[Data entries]
========

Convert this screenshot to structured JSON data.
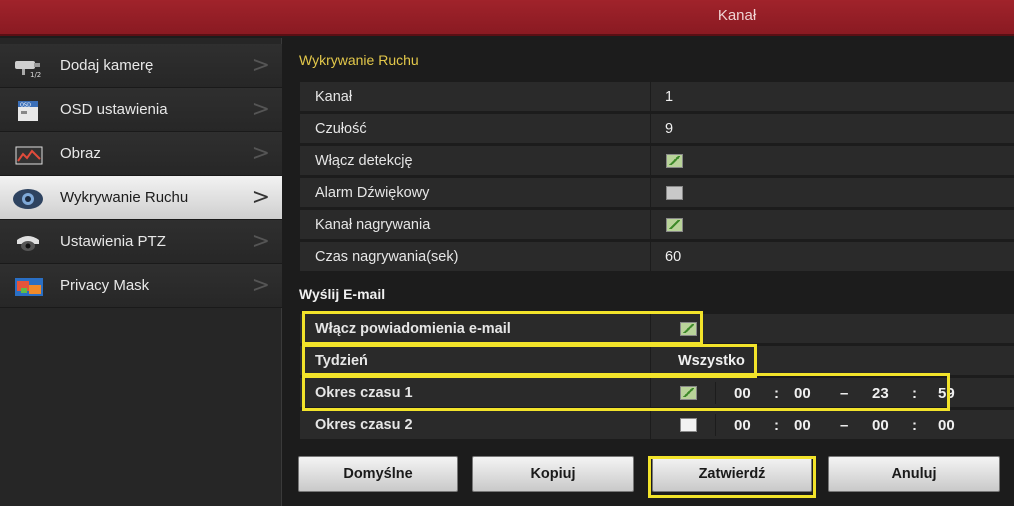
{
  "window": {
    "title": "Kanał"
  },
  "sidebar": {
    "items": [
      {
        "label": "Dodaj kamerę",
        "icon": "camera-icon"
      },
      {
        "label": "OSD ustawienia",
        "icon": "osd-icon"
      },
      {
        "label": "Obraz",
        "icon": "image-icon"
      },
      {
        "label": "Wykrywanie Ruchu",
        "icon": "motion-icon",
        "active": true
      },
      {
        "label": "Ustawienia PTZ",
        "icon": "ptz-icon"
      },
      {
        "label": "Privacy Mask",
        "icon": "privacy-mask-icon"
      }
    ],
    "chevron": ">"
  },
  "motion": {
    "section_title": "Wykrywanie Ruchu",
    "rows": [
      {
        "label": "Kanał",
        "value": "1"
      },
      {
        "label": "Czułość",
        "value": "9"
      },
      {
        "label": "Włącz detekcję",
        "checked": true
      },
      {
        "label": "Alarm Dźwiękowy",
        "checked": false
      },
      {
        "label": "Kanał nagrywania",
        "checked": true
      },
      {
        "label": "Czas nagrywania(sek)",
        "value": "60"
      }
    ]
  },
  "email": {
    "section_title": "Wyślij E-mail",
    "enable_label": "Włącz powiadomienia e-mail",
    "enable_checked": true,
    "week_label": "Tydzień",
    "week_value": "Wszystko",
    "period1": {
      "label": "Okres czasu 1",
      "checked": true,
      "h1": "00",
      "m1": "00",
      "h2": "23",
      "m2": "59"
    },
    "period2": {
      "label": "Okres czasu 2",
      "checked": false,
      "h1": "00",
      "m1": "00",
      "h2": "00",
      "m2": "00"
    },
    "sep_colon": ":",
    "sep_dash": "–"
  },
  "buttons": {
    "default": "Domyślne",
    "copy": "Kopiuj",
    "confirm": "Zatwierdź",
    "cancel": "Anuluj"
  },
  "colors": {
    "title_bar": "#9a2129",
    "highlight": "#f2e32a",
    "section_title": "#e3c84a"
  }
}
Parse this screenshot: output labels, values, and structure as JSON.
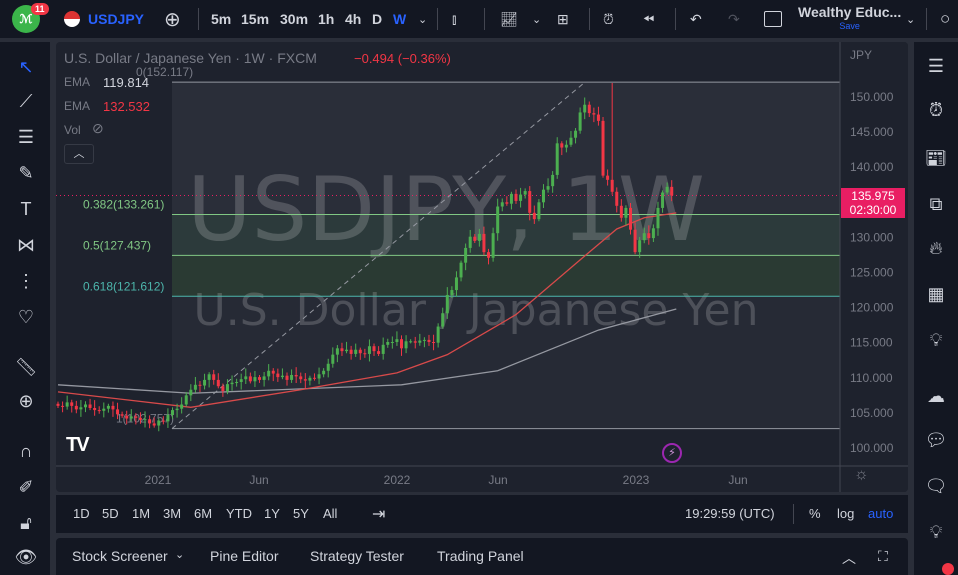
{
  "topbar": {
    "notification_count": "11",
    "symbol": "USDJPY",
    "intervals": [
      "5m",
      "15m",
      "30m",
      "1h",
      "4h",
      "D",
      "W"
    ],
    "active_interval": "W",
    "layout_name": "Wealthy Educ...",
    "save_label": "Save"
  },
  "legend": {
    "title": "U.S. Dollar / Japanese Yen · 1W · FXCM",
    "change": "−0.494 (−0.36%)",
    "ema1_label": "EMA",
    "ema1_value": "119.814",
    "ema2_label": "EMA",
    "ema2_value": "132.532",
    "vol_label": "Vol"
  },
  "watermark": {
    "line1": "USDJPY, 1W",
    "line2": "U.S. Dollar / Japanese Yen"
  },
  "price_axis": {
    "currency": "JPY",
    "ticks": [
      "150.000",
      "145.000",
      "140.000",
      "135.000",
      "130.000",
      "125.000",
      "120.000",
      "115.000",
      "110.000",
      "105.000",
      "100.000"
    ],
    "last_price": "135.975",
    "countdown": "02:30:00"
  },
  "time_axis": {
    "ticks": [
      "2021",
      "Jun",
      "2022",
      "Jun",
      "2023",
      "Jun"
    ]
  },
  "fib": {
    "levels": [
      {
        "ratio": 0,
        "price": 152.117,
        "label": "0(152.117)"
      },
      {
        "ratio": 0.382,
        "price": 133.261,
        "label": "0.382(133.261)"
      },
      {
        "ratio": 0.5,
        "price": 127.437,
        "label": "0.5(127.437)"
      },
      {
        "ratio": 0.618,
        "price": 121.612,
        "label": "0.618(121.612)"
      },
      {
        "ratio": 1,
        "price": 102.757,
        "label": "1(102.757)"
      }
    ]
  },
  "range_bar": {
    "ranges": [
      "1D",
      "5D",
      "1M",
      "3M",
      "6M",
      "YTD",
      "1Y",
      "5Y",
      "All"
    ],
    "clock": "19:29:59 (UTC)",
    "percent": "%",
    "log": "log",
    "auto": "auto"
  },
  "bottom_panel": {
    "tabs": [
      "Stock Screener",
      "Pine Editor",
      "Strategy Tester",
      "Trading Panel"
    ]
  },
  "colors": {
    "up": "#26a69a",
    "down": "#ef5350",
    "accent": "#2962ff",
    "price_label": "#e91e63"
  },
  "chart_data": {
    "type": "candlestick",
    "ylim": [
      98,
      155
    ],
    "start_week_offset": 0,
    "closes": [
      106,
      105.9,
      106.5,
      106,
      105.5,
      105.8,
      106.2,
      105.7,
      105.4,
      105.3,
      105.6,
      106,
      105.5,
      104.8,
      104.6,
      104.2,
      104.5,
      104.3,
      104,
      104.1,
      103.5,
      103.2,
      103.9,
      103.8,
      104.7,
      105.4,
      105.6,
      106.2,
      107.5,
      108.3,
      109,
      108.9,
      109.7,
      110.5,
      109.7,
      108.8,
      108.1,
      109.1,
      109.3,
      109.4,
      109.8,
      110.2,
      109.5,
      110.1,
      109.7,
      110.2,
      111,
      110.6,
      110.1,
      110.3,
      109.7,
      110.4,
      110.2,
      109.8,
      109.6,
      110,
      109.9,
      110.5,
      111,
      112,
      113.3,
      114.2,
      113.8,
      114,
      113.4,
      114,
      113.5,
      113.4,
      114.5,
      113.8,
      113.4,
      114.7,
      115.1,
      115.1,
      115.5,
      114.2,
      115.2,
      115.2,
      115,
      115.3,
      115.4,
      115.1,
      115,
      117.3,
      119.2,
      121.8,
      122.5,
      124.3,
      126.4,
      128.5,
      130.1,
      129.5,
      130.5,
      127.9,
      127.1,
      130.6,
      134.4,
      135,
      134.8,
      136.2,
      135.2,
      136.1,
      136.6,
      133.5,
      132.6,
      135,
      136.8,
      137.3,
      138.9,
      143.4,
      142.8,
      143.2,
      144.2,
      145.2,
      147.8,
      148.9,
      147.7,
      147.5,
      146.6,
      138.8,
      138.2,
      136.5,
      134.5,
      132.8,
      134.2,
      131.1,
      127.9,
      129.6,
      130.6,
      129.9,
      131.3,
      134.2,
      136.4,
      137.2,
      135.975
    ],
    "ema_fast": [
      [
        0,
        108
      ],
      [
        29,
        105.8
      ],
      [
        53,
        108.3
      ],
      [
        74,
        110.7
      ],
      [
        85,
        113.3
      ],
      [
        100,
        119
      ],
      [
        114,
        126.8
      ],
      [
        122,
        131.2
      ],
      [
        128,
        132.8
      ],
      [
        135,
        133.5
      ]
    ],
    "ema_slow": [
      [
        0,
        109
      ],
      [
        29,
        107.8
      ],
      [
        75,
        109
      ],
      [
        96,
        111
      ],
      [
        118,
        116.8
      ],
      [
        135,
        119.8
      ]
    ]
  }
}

========

Exercise details:
Each line in the entries above that includes the string "true" should be extracted.

Result of this exercise:
        "active": true
        "checked": true
        "checked": true
    "enable_checked": true,
      "checked": true,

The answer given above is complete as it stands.